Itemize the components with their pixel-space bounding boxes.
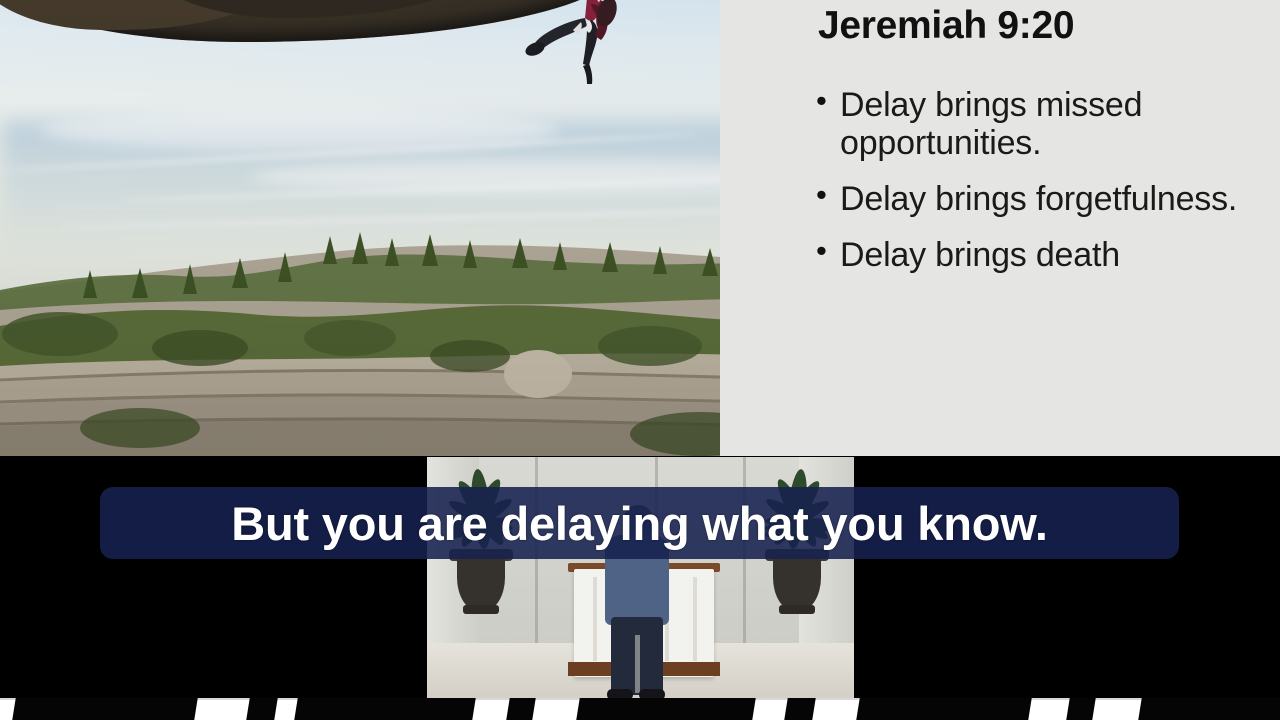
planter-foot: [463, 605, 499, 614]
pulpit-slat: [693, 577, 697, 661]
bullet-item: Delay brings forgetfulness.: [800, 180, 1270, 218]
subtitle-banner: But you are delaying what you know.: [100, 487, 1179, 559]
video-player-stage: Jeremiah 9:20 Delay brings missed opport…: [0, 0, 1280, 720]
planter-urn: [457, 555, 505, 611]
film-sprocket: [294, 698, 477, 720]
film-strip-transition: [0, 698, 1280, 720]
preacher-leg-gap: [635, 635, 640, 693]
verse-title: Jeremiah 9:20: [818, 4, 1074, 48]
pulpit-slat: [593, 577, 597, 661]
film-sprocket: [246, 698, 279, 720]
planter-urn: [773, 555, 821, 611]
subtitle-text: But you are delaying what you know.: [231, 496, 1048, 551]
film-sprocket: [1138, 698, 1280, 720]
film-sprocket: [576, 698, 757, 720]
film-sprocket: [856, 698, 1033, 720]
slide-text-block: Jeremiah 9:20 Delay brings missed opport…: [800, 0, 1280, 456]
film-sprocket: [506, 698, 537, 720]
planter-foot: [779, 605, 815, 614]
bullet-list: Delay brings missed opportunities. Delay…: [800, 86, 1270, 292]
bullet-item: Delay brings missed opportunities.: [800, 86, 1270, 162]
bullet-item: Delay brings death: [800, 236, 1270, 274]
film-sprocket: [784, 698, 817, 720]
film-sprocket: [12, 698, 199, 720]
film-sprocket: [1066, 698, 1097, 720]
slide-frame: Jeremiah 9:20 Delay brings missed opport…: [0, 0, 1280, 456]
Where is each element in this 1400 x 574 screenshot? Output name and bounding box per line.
--
_WHAT TO DO:_ Please copy the material above line for line, leaving out the pictures.

_EXERCISE OUTPUT:_
Itemize the components with their pixel-space bounding boxes.
planter-foot: [463, 605, 499, 614]
pulpit-slat: [693, 577, 697, 661]
bullet-item: Delay brings forgetfulness.: [800, 180, 1270, 218]
subtitle-banner: But you are delaying what you know.: [100, 487, 1179, 559]
video-player-stage: Jeremiah 9:20 Delay brings missed opport…: [0, 0, 1280, 720]
planter-urn: [457, 555, 505, 611]
film-sprocket: [294, 698, 477, 720]
film-strip-transition: [0, 698, 1280, 720]
preacher-leg-gap: [635, 635, 640, 693]
verse-title: Jeremiah 9:20: [818, 4, 1074, 48]
pulpit-slat: [593, 577, 597, 661]
film-sprocket: [246, 698, 279, 720]
planter-urn: [773, 555, 821, 611]
subtitle-text: But you are delaying what you know.: [231, 496, 1048, 551]
film-sprocket: [1138, 698, 1280, 720]
film-sprocket: [576, 698, 757, 720]
film-sprocket: [856, 698, 1033, 720]
slide-text-block: Jeremiah 9:20 Delay brings missed opport…: [800, 0, 1280, 456]
film-sprocket: [506, 698, 537, 720]
planter-foot: [779, 605, 815, 614]
bullet-list: Delay brings missed opportunities. Delay…: [800, 86, 1270, 292]
bullet-item: Delay brings missed opportunities.: [800, 86, 1270, 162]
bullet-item: Delay brings death: [800, 236, 1270, 274]
film-sprocket: [784, 698, 817, 720]
film-sprocket: [12, 698, 199, 720]
film-sprocket: [1066, 698, 1097, 720]
slide-frame: Jeremiah 9:20 Delay brings missed opport…: [0, 0, 1280, 456]
Where is each element in this 1400 x 574 screenshot? Output name and bounding box per line.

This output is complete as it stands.